## CHALLENGE
Print all of the data exactly.

## DATA FOR PROCESSING
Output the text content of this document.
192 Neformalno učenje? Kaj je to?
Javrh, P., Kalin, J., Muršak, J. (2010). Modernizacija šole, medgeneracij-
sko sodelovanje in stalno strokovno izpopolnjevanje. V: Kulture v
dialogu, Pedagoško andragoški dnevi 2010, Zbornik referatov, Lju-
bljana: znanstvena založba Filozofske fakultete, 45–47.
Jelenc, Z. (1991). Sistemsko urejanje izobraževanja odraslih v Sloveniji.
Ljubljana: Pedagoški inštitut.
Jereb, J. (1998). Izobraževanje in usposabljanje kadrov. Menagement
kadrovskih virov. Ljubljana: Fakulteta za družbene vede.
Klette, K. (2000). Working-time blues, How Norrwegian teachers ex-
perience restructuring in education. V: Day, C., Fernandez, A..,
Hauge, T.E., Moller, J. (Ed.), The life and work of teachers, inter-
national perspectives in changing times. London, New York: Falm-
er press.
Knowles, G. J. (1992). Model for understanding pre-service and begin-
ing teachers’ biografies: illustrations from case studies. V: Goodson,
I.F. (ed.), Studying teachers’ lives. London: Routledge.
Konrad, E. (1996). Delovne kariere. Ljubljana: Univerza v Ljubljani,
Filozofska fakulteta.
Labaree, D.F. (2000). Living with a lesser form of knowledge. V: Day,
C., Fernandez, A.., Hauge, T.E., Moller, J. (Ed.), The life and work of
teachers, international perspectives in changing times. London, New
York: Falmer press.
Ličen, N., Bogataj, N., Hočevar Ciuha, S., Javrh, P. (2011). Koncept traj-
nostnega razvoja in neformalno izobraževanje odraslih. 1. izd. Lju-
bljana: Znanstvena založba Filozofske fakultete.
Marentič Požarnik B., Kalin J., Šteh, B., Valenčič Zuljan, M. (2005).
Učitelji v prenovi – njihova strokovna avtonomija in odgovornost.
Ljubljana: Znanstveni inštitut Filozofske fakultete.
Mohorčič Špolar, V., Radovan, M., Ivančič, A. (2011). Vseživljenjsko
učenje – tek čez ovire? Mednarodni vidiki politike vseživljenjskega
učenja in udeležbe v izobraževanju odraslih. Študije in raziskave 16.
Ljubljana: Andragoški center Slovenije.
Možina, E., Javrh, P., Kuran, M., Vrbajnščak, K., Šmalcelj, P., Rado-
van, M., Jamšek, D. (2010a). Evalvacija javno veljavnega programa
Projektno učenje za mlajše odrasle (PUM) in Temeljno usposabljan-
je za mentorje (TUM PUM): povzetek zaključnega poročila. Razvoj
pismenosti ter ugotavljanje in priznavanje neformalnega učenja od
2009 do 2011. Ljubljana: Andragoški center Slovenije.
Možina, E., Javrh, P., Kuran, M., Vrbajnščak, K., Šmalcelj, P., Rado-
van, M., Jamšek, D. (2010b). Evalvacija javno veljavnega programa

## WRITTEN ANSWER
Output the text content of this document.
192 Neformalno učenje? Kaj je to?
Javrh, P., Kalin, J., Muršak, J. (2010). Modernizacija šole, medgeneracij-
sko sodelovanje in stalno strokovno izpopolnjevanje. V: Kulture v
dialogu, Pedagoško andragoški dnevi 2010, Zbornik referatov, Lju-
bljana: znanstvena založba Filozofske fakultete, 45–47.
Jelenc, Z. (1991). Sistemsko urejanje izobraževanja odraslih v Sloveniji.
Ljubljana: Pedagoški inštitut.
Jereb, J. (1998). Izobraževanje in usposabljanje kadrov. Menagement
kadrovskih virov. Ljubljana: Fakulteta za družbene vede.
Klette, K. (2000). Working-time blues, How Norrwegian teachers ex-
perience restructuring in education. V: Day, C., Fernandez, A..,
Hauge, T.E., Moller, J. (Ed.), The life and work of teachers, inter-
national perspectives in changing times. London, New York: Falm-
er press.
Knowles, G. J. (1992). Model for understanding pre-service and begin-
ing teachers’ biografies: illustrations from case studies. V: Goodson,
I.F. (ed.), Studying teachers’ lives. London: Routledge.
Konrad, E. (1996). Delovne kariere. Ljubljana: Univerza v Ljubljani,
Filozofska fakulteta.
Labaree, D.F. (2000). Living with a lesser form of knowledge. V: Day,
C., Fernandez, A.., Hauge, T.E., Moller, J. (Ed.), The life and work of
teachers, international perspectives in changing times. London, New
York: Falmer press.
Ličen, N., Bogataj, N., Hočevar Ciuha, S., Javrh, P. (2011). Koncept traj-
nostnega razvoja in neformalno izobraževanje odraslih. 1. izd. Lju-
bljana: Znanstvena založba Filozofske fakultete.
Marentič Požarnik B., Kalin J., Šteh, B., Valenčič Zuljan, M. (2005).
Učitelji v prenovi – njihova strokovna avtonomija in odgovornost.
Ljubljana: Znanstveni inštitut Filozofske fakultete.
Mohorčič Špolar, V., Radovan, M., Ivančič, A. (2011). Vseživljenjsko
učenje – tek čez ovire? Mednarodni vidiki politike vseživljenjskega
učenja in udeležbe v izobraževanju odraslih. Študije in raziskave 16.
Ljubljana: Andragoški center Slovenije.
Možina, E., Javrh, P., Kuran, M., Vrbajnščak, K., Šmalcelj, P., Rado-
van, M., Jamšek, D. (2010a). Evalvacija javno veljavnega programa
Projektno učenje za mlajše odrasle (PUM) in Temeljno usposabljan-
je za mentorje (TUM PUM): povzetek zaključnega poročila. Razvoj
pismenosti ter ugotavljanje in priznavanje neformalnega učenja od
2009 do 2011. Ljubljana: Andragoški center Slovenije.
Možina, E., Javrh, P., Kuran, M., Vrbajnščak, K., Šmalcelj, P., Rado-
van, M., Jamšek, D. (2010b). Evalvacija javno veljavnega programa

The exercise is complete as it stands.